RECORDED DATA:

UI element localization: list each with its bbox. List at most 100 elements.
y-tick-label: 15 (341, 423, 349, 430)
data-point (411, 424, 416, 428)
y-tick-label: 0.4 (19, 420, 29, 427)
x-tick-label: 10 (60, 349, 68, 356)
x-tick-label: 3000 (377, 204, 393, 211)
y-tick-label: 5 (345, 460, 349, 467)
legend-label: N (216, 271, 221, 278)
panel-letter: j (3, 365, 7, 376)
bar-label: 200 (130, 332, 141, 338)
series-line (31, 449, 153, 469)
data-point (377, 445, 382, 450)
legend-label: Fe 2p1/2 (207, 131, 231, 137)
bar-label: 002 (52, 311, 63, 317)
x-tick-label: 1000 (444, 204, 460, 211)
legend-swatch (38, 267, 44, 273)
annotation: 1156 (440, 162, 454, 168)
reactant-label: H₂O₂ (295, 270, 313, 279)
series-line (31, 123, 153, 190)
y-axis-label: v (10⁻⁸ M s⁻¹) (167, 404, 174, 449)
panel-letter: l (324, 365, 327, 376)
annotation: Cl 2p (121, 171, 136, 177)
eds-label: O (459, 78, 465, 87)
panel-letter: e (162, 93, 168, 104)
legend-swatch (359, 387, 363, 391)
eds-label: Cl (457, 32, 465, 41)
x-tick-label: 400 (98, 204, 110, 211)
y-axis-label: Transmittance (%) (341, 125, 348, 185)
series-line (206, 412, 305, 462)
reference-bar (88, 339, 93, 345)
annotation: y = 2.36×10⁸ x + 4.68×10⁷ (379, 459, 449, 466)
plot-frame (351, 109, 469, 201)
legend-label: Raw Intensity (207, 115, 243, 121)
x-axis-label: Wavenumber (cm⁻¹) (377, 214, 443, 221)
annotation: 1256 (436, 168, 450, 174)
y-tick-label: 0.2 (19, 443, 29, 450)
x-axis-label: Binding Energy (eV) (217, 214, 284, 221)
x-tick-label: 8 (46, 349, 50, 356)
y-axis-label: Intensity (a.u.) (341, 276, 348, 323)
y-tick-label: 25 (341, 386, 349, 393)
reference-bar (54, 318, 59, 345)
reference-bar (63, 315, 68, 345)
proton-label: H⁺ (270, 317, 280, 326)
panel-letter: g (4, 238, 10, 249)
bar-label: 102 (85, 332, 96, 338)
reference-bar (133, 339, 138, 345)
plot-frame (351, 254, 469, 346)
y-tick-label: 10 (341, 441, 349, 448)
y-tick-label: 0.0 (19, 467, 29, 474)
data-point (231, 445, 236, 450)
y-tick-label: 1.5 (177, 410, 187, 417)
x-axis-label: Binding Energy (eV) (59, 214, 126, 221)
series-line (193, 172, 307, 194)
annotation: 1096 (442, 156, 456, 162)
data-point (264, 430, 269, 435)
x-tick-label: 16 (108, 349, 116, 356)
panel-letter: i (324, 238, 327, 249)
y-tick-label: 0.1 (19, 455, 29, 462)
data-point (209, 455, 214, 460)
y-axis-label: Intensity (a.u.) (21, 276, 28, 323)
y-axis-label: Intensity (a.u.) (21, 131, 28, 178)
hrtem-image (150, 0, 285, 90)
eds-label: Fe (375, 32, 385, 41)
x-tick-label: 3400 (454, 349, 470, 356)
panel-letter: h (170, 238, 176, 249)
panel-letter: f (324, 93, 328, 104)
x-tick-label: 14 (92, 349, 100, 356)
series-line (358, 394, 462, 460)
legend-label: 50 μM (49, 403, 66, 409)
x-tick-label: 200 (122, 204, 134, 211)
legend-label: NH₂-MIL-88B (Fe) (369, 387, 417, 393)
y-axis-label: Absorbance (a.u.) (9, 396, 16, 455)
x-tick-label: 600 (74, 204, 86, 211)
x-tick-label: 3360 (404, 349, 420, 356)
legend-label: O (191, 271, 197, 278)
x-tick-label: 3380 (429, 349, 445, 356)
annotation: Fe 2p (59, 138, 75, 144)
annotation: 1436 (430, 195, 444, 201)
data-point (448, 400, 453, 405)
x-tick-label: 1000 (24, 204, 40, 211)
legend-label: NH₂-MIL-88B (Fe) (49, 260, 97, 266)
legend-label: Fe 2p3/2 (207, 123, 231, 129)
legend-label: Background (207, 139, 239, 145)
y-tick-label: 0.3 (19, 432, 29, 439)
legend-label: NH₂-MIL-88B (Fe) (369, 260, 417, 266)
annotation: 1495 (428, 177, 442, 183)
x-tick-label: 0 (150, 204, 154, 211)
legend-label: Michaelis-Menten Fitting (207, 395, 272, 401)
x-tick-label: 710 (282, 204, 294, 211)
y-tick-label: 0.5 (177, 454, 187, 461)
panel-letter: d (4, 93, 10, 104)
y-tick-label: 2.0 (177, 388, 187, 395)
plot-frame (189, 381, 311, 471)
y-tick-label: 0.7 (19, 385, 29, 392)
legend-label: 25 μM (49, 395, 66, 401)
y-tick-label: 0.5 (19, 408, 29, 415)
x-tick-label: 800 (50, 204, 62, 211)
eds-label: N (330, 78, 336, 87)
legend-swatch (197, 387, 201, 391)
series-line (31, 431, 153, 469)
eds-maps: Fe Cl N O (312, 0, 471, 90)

INSTRUCTIONS TO FOLLOW:
Rewrite all of the material above, replacing every "legend-label" with "key-label" and leaving everything else unchanged.

EXERCISE SOLUTION:
UI element localization: list each with its bbox. List at most 100 elements.
y-tick-label: 15 (341, 423, 349, 430)
data-point (411, 424, 416, 428)
y-tick-label: 0.4 (19, 420, 29, 427)
x-tick-label: 10 (60, 349, 68, 356)
x-tick-label: 3000 (377, 204, 393, 211)
y-tick-label: 5 (345, 460, 349, 467)
key-label: N (216, 271, 221, 278)
panel-letter: j (3, 365, 7, 376)
bar-label: 200 (130, 332, 141, 338)
series-line (31, 449, 153, 469)
data-point (377, 445, 382, 450)
key-label: Fe 2p1/2 (207, 131, 231, 137)
bar-label: 002 (52, 311, 63, 317)
x-tick-label: 1000 (444, 204, 460, 211)
legend-swatch (38, 267, 44, 273)
annotation: 1156 (440, 162, 454, 168)
reactant-label: H₂O₂ (295, 270, 313, 279)
series-line (31, 123, 153, 190)
y-axis-label: v (10⁻⁸ M s⁻¹) (167, 404, 174, 449)
panel-letter: l (324, 365, 327, 376)
annotation: Cl 2p (121, 171, 136, 177)
eds-label: O (459, 78, 465, 87)
panel-letter: e (162, 93, 168, 104)
legend-swatch (359, 387, 363, 391)
eds-label: Cl (457, 32, 465, 41)
x-tick-label: 400 (98, 204, 110, 211)
y-axis-label: Transmittance (%) (341, 125, 348, 185)
series-line (206, 412, 305, 462)
reference-bar (88, 339, 93, 345)
annotation: y = 2.36×10⁸ x + 4.68×10⁷ (379, 459, 449, 466)
plot-frame (351, 109, 469, 201)
key-label: Raw Intensity (207, 115, 243, 121)
x-axis-label: Wavenumber (cm⁻¹) (377, 214, 443, 221)
annotation: 1256 (436, 168, 450, 174)
y-tick-label: 0.2 (19, 443, 29, 450)
x-axis-label: Binding Energy (eV) (217, 214, 284, 221)
x-tick-label: 8 (46, 349, 50, 356)
y-axis-label: Intensity (a.u.) (341, 276, 348, 323)
y-tick-label: 25 (341, 386, 349, 393)
reference-bar (54, 318, 59, 345)
reference-bar (63, 315, 68, 345)
proton-label: H⁺ (270, 317, 280, 326)
panel-letter: g (4, 238, 10, 249)
bar-label: 102 (85, 332, 96, 338)
reference-bar (133, 339, 138, 345)
plot-frame (351, 254, 469, 346)
y-tick-label: 10 (341, 441, 349, 448)
y-tick-label: 0.0 (19, 467, 29, 474)
data-point (231, 445, 236, 450)
y-tick-label: 1.5 (177, 410, 187, 417)
x-axis-label: Binding Energy (eV) (59, 214, 126, 221)
series-line (193, 172, 307, 194)
annotation: 1096 (442, 156, 456, 162)
data-point (264, 430, 269, 435)
x-tick-label: 16 (108, 349, 116, 356)
panel-letter: i (324, 238, 327, 249)
y-tick-label: 0.1 (19, 455, 29, 462)
data-point (209, 455, 214, 460)
y-axis-label: Intensity (a.u.) (21, 276, 28, 323)
y-axis-label: Intensity (a.u.) (21, 131, 28, 178)
hrtem-image (150, 0, 285, 90)
eds-label: Fe (375, 32, 385, 41)
x-tick-label: 3400 (454, 349, 470, 356)
panel-letter: h (170, 238, 176, 249)
panel-letter: f (324, 93, 328, 104)
x-tick-label: 14 (92, 349, 100, 356)
series-line (358, 394, 462, 460)
key-label: 50 μM (49, 403, 66, 409)
x-tick-label: 200 (122, 204, 134, 211)
key-label: NH₂-MIL-88B (Fe) (369, 387, 417, 393)
y-axis-label: Absorbance (a.u.) (9, 396, 16, 455)
x-tick-label: 600 (74, 204, 86, 211)
x-tick-label: 3360 (404, 349, 420, 356)
key-label: O (191, 271, 197, 278)
x-tick-label: 3380 (429, 349, 445, 356)
annotation: Fe 2p (59, 138, 75, 144)
annotation: 1436 (430, 195, 444, 201)
data-point (448, 400, 453, 405)
x-tick-label: 1000 (24, 204, 40, 211)
key-label: NH₂-MIL-88B (Fe) (49, 260, 97, 266)
key-label: Fe 2p3/2 (207, 123, 231, 129)
key-label: Background (207, 139, 239, 145)
y-tick-label: 0.3 (19, 432, 29, 439)
key-label: NH₂-MIL-88B (Fe) (369, 260, 417, 266)
annotation: 1495 (428, 177, 442, 183)
x-tick-label: 0 (150, 204, 154, 211)
key-label: Michaelis-Menten Fitting (207, 395, 272, 401)
x-tick-label: 710 (282, 204, 294, 211)
y-tick-label: 0.5 (177, 454, 187, 461)
panel-letter: d (4, 93, 10, 104)
y-tick-label: 2.0 (177, 388, 187, 395)
plot-frame (189, 381, 311, 471)
y-tick-label: 0.7 (19, 385, 29, 392)
key-label: 25 μM (49, 395, 66, 401)
y-tick-label: 0.5 (19, 408, 29, 415)
x-tick-label: 800 (50, 204, 62, 211)
eds-label: N (330, 78, 336, 87)
legend-swatch (197, 387, 201, 391)
series-line (31, 431, 153, 469)
eds-maps: Fe Cl N O (312, 0, 471, 90)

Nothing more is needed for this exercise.